**Collection entries:**
=====
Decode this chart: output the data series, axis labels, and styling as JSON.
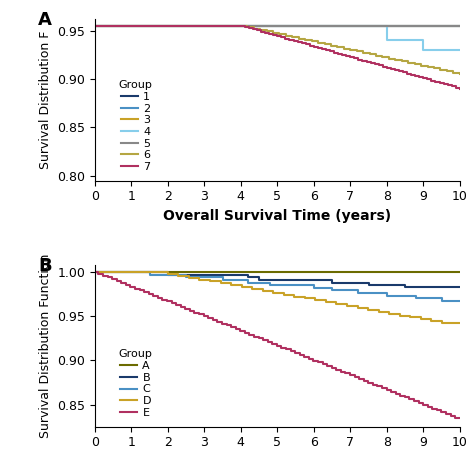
{
  "panel_A": {
    "xlabel": "Overall Survival Time (years)",
    "ylabel": "Survival Distribution F",
    "xlim": [
      0,
      10
    ],
    "ylim": [
      0.795,
      0.962
    ],
    "yticks": [
      0.8,
      0.85,
      0.9,
      0.95
    ],
    "xticks": [
      0,
      1,
      2,
      3,
      4,
      5,
      6,
      7,
      8,
      9,
      10
    ]
  },
  "panel_B": {
    "ylabel": "Survival Distribution Function",
    "xlim": [
      0,
      10
    ],
    "ylim": [
      0.825,
      1.008
    ],
    "yticks": [
      0.85,
      0.9,
      0.95,
      1.0
    ],
    "xticks": [
      0,
      1,
      2,
      3,
      4,
      5,
      6,
      7,
      8,
      9,
      10
    ]
  },
  "colors": {
    "dark_blue": "#1a3a6b",
    "light_blue": "#4a90c4",
    "gold": "#c9a227",
    "light_cyan": "#87ceeb",
    "gray": "#888888",
    "olive": "#b5a642",
    "crimson": "#b03060",
    "dark_olive": "#6b6b00"
  },
  "font_size": 9,
  "label_font_size": 10,
  "legend_font_size": 8,
  "line_width": 1.5
}
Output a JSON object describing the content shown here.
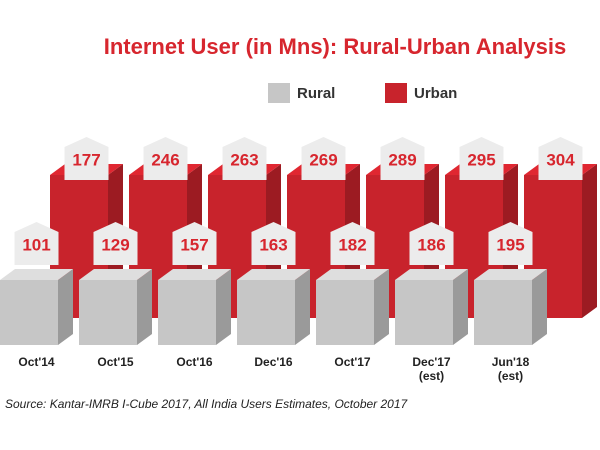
{
  "chart_data": {
    "type": "bar3d",
    "title": "Internet User (in Mns): Rural-Urban Analysis",
    "source": "Source: Kantar-IMRB I-Cube 2017, All India Users Estimates, October 2017",
    "categories": [
      "Oct'14",
      "Oct'15",
      "Oct'16",
      "Dec'16",
      "Oct'17",
      "Dec'17 (est)",
      "Jun'18 (est)"
    ],
    "series": [
      {
        "name": "Rural",
        "color": "#c6c6c6",
        "values": [
          101,
          129,
          157,
          163,
          182,
          186,
          195
        ]
      },
      {
        "name": "Urban",
        "color": "#c8232c",
        "values": [
          177,
          246,
          263,
          269,
          289,
          295,
          304
        ]
      }
    ],
    "label_color": "#d7262e"
  }
}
=====
**WRITTEN EXERCISE:** Write out the listing above again, exactly, but with no pictures in the copy.

**EXERCISE ANSWER:**
Decode this chart: output the data series, axis labels, and styling as JSON.
{
  "panel_A": {
    "xlabel": "Overall Survival Time (years)",
    "ylabel": "Survival Distribution F",
    "xlim": [
      0,
      10
    ],
    "ylim": [
      0.795,
      0.962
    ],
    "yticks": [
      0.8,
      0.85,
      0.9,
      0.95
    ],
    "xticks": [
      0,
      1,
      2,
      3,
      4,
      5,
      6,
      7,
      8,
      9,
      10
    ]
  },
  "panel_B": {
    "ylabel": "Survival Distribution Function",
    "xlim": [
      0,
      10
    ],
    "ylim": [
      0.825,
      1.008
    ],
    "yticks": [
      0.85,
      0.9,
      0.95,
      1.0
    ],
    "xticks": [
      0,
      1,
      2,
      3,
      4,
      5,
      6,
      7,
      8,
      9,
      10
    ]
  },
  "colors": {
    "dark_blue": "#1a3a6b",
    "light_blue": "#4a90c4",
    "gold": "#c9a227",
    "light_cyan": "#87ceeb",
    "gray": "#888888",
    "olive": "#b5a642",
    "crimson": "#b03060",
    "dark_olive": "#6b6b00"
  },
  "font_size": 9,
  "label_font_size": 10,
  "legend_font_size": 8,
  "line_width": 1.5
}
Output a JSON object describing the content shown here.
{
  "chart_data": {
    "type": "bar3d",
    "title": "Internet User (in Mns): Rural-Urban Analysis",
    "source": "Source: Kantar-IMRB I-Cube 2017, All India Users Estimates, October 2017",
    "categories": [
      "Oct'14",
      "Oct'15",
      "Oct'16",
      "Dec'16",
      "Oct'17",
      "Dec'17 (est)",
      "Jun'18 (est)"
    ],
    "series": [
      {
        "name": "Rural",
        "color": "#c6c6c6",
        "values": [
          101,
          129,
          157,
          163,
          182,
          186,
          195
        ]
      },
      {
        "name": "Urban",
        "color": "#c8232c",
        "values": [
          177,
          246,
          263,
          269,
          289,
          295,
          304
        ]
      }
    ],
    "label_color": "#d7262e"
  }
}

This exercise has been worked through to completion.